---------- INFORMATION SUPPLIED
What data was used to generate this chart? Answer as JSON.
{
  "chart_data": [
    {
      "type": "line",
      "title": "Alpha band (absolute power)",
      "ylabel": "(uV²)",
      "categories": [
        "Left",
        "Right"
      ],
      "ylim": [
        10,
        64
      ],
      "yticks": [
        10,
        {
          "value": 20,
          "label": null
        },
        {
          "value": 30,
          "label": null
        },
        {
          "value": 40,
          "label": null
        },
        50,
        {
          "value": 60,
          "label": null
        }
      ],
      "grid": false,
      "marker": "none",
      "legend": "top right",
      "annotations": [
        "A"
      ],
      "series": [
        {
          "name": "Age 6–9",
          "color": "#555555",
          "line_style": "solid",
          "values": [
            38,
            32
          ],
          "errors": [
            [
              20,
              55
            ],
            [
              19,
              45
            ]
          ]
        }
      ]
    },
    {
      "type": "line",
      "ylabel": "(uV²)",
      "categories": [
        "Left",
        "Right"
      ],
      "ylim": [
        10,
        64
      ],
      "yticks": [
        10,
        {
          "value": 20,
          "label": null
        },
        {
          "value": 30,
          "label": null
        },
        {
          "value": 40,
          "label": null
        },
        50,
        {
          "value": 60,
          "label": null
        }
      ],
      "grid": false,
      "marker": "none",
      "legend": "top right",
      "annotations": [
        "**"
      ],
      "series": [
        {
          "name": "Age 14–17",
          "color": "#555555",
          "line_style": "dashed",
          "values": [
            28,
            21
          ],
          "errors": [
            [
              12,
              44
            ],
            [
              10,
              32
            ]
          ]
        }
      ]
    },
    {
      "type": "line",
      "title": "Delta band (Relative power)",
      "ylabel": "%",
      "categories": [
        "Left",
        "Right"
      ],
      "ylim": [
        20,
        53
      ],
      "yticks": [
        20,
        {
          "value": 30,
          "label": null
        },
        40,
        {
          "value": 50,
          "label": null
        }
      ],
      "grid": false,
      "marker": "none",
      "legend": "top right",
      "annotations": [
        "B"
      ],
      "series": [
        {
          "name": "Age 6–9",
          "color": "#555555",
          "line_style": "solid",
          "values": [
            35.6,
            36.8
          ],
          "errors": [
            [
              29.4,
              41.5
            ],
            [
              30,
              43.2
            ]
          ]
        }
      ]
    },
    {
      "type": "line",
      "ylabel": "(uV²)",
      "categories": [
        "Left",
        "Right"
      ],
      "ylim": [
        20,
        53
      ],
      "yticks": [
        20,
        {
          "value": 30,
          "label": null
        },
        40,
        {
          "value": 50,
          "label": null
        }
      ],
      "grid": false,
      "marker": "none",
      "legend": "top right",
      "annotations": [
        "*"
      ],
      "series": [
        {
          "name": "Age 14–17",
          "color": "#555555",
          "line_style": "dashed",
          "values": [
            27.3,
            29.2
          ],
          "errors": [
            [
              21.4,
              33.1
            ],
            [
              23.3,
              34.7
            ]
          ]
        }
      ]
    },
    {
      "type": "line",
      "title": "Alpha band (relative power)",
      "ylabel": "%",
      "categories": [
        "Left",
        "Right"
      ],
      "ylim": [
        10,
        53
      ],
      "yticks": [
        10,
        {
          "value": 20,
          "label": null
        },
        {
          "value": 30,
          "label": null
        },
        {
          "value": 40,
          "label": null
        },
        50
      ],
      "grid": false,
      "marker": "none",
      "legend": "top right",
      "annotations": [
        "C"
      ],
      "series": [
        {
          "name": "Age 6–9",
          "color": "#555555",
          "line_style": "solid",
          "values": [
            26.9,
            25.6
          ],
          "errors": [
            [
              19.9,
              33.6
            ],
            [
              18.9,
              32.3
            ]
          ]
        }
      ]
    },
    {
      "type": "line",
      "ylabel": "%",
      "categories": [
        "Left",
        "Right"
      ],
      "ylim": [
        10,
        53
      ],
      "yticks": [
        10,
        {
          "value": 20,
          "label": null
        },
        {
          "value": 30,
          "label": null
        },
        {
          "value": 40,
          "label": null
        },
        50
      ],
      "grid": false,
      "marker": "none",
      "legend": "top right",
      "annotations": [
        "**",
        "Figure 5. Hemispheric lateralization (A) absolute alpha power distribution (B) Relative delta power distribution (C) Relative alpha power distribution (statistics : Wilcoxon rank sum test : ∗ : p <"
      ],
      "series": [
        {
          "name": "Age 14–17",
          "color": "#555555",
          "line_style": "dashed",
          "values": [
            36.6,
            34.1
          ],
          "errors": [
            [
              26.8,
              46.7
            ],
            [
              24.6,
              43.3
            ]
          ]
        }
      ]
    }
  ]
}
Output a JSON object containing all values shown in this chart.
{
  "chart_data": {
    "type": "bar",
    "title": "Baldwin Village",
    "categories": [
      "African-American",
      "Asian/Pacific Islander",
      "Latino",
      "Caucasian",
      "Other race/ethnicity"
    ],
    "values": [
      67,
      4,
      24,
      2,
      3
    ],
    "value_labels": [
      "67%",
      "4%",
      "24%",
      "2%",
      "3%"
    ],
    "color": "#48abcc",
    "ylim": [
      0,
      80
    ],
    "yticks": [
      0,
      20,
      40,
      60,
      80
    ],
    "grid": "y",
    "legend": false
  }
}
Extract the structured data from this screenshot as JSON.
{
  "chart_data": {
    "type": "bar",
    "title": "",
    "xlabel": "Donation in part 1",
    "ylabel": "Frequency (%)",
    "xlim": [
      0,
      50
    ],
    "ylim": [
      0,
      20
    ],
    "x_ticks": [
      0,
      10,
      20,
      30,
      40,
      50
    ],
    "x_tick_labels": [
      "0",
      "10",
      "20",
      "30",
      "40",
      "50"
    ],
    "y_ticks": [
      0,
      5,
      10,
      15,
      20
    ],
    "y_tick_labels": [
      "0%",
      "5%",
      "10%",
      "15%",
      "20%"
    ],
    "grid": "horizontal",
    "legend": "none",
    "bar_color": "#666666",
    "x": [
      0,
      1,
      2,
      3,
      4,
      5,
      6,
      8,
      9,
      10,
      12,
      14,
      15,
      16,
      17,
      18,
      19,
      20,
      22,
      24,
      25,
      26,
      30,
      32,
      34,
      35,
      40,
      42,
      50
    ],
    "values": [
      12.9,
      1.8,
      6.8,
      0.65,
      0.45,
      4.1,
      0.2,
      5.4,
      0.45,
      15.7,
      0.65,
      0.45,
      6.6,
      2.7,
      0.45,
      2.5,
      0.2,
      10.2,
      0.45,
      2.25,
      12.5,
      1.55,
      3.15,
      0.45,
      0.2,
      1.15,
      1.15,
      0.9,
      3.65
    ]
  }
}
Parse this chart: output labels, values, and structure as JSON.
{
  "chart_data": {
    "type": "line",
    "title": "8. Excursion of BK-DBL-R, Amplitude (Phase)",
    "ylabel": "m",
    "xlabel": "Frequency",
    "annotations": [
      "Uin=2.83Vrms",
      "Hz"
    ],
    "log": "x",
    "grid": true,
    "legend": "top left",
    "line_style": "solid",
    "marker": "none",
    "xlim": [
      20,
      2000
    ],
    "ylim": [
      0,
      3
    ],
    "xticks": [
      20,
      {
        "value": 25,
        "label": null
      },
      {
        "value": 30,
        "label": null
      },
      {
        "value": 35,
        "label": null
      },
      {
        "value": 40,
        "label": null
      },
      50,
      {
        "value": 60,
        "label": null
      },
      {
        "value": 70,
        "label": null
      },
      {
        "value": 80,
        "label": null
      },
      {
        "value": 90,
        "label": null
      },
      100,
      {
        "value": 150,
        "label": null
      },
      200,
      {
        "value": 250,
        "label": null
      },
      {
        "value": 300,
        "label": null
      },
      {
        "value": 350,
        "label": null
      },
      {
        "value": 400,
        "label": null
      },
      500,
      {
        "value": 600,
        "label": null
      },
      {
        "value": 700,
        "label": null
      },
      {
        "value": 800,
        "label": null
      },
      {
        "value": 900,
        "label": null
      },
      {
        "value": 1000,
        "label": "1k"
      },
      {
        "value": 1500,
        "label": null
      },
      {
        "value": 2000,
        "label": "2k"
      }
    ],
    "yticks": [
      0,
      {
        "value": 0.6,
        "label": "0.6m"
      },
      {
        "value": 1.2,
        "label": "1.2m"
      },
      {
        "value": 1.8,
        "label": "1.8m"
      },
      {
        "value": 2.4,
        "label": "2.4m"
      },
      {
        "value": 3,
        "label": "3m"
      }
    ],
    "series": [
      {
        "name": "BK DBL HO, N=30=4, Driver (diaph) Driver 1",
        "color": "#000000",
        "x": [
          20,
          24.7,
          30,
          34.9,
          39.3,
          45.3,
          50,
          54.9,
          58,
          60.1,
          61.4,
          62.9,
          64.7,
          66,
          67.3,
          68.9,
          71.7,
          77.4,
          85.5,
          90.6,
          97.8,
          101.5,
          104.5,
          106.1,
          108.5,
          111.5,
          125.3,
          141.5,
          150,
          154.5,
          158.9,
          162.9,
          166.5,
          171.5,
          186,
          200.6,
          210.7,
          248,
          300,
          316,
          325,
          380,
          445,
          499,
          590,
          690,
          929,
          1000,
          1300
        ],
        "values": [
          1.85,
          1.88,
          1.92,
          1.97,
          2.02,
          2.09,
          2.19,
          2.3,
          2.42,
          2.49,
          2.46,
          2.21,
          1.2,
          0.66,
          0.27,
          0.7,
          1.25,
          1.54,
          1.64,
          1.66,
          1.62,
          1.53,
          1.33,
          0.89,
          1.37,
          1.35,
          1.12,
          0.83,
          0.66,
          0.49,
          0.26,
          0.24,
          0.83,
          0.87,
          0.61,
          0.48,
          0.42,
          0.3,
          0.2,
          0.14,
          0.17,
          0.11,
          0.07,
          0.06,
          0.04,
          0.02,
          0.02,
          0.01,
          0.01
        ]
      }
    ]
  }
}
--------------------
§ INSTRUCTIONS TO FOLLOW: For the listing above, identify each line bearing "title".

§ SOLUTION BELOW:
      "title": "Alpha band (absolute power)",
      "title": "Delta band (Relative power)",
      "title": "Alpha band (relative power)",
    "title": "Baldwin Village",
    "title": "",
    "title": "8. Excursion of BK-DBL-R, Amplitude (Phase)",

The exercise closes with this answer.